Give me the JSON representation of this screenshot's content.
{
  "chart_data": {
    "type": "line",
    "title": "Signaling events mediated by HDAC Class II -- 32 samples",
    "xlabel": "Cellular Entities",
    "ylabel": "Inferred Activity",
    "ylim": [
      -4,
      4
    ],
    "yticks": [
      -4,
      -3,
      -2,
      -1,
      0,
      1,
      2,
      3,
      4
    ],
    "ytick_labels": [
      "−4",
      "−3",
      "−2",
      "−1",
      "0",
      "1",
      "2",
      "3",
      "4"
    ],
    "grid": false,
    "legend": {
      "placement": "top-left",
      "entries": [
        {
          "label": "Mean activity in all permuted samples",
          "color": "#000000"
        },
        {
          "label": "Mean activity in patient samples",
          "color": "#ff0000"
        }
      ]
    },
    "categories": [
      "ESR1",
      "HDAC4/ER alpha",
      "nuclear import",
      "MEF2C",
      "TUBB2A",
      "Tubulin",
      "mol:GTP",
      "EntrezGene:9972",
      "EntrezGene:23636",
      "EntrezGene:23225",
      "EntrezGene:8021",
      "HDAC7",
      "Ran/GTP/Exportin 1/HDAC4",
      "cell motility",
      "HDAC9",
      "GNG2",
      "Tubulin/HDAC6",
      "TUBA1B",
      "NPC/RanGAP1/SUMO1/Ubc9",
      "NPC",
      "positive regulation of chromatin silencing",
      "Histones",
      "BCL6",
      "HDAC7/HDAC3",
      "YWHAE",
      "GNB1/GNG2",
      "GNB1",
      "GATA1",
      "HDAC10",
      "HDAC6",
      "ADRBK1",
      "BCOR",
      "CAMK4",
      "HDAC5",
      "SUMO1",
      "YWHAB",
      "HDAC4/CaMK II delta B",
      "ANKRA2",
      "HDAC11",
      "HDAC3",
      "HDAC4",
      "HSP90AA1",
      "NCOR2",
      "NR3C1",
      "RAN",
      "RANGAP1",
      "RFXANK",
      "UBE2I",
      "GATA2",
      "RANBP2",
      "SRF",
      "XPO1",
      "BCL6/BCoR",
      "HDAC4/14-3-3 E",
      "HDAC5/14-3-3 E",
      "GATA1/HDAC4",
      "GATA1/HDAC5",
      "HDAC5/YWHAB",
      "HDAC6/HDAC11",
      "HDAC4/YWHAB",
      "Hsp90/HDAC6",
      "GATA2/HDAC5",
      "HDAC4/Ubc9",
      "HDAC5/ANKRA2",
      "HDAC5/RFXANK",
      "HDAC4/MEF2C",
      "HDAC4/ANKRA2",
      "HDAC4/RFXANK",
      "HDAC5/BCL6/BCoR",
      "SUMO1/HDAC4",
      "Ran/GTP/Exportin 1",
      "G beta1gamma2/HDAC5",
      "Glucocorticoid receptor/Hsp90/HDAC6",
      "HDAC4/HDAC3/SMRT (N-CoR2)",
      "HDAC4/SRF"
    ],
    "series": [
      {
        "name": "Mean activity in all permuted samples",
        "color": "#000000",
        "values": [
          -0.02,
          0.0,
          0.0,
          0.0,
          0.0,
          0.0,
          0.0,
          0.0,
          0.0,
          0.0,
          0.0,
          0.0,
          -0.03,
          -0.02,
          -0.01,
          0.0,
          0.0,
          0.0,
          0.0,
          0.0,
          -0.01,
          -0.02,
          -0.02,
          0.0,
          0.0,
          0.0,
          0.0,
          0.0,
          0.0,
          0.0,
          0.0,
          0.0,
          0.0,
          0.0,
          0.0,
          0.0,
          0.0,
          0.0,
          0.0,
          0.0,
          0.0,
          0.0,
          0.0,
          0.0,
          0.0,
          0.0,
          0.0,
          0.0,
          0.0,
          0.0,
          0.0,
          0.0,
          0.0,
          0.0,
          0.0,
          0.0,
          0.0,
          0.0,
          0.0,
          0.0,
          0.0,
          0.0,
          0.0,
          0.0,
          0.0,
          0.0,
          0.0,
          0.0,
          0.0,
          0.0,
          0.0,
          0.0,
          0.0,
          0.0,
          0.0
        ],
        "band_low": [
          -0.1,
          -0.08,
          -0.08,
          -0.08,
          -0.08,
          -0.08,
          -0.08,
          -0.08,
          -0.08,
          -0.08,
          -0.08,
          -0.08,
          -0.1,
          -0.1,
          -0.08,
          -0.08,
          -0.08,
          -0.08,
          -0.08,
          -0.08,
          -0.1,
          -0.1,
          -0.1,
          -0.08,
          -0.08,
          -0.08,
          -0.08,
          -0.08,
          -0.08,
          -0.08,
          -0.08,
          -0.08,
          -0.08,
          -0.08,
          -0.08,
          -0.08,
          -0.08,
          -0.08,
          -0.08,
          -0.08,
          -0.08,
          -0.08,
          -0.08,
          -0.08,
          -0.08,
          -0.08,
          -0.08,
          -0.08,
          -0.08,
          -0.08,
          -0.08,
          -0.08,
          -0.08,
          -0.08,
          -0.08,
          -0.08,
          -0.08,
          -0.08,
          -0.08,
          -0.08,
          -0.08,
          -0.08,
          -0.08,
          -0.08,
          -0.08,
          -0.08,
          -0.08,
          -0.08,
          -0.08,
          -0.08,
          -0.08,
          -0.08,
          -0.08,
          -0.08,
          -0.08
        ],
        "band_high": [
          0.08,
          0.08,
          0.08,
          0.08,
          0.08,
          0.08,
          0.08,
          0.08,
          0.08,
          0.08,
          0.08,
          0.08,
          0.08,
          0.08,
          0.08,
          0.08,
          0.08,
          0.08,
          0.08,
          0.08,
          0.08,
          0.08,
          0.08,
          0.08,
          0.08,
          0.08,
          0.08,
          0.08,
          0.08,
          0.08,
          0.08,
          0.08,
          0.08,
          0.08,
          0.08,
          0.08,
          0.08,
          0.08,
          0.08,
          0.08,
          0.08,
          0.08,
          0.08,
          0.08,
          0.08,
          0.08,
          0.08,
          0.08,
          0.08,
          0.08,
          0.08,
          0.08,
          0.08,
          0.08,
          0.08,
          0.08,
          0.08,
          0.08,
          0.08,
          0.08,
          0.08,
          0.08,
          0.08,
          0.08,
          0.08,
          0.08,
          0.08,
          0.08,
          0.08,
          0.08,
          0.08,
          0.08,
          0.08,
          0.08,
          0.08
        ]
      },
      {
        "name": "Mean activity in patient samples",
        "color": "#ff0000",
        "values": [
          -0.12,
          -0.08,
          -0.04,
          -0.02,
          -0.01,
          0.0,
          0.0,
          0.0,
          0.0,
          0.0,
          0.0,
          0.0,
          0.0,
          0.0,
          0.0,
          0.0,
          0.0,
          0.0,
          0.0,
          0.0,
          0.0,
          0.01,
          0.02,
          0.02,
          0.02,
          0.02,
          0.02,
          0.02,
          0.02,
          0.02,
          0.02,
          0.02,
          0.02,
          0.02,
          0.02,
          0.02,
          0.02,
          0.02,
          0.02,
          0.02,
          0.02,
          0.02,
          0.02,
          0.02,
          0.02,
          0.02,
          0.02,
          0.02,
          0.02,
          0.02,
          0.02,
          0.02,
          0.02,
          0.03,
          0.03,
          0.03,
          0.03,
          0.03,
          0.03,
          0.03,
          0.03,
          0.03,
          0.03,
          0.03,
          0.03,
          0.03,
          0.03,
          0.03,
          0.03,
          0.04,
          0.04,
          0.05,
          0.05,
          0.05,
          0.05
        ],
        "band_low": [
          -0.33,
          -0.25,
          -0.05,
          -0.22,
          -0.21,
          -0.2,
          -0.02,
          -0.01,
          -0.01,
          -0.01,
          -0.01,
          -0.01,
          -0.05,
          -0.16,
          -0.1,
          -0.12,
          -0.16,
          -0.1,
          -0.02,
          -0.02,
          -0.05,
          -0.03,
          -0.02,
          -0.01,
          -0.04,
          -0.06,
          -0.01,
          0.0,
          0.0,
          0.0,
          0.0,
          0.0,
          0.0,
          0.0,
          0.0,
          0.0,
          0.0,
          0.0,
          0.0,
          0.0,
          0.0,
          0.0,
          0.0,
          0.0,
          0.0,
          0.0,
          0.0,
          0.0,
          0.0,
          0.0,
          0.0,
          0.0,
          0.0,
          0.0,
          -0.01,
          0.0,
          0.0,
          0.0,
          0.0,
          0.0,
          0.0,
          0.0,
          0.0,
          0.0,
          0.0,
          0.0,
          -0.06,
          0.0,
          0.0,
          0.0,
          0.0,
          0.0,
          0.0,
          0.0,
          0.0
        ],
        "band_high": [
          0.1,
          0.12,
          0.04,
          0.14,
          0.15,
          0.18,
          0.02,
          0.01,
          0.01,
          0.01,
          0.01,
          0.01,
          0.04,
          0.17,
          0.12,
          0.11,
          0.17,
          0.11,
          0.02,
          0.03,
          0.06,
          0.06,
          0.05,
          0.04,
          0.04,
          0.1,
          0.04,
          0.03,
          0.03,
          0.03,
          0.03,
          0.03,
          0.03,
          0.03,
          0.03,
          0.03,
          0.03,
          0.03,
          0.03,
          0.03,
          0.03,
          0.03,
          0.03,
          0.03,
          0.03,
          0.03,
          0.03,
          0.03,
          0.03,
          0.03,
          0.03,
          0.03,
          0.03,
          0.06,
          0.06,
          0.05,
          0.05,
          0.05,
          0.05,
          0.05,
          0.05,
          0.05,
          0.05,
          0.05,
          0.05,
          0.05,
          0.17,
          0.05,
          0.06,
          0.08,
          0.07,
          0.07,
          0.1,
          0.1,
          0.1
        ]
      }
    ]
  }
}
---
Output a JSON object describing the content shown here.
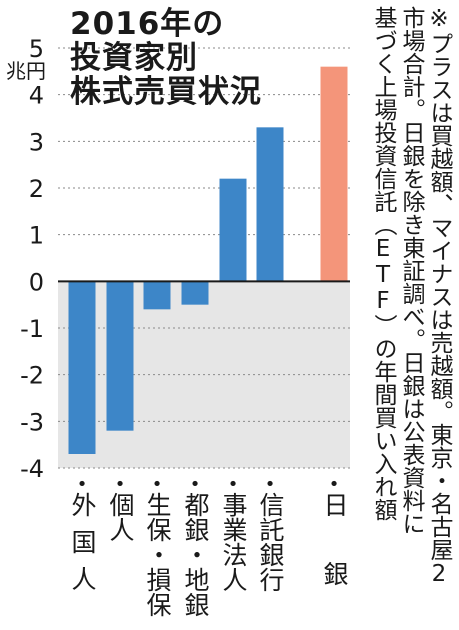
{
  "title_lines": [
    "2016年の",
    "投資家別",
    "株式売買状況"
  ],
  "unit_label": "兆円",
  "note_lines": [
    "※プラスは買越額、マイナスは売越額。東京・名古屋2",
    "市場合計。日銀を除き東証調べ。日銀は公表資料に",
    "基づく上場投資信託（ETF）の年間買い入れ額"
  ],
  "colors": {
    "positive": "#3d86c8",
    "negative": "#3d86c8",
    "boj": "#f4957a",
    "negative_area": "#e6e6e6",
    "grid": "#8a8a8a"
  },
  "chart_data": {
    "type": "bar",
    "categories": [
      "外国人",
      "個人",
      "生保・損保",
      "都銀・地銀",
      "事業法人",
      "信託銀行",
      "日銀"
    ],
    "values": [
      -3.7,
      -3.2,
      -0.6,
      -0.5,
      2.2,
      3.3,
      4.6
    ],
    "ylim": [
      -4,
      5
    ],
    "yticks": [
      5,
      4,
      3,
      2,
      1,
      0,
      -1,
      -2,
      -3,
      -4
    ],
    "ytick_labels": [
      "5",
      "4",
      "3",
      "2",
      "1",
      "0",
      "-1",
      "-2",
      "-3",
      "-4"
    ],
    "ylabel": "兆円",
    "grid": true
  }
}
---
What to produce: Go through the listing above and pull out each line containing the word "positive".

Solved problem:
      "positive regulation of chromatin silencing",
    "positive": "#3d86c8",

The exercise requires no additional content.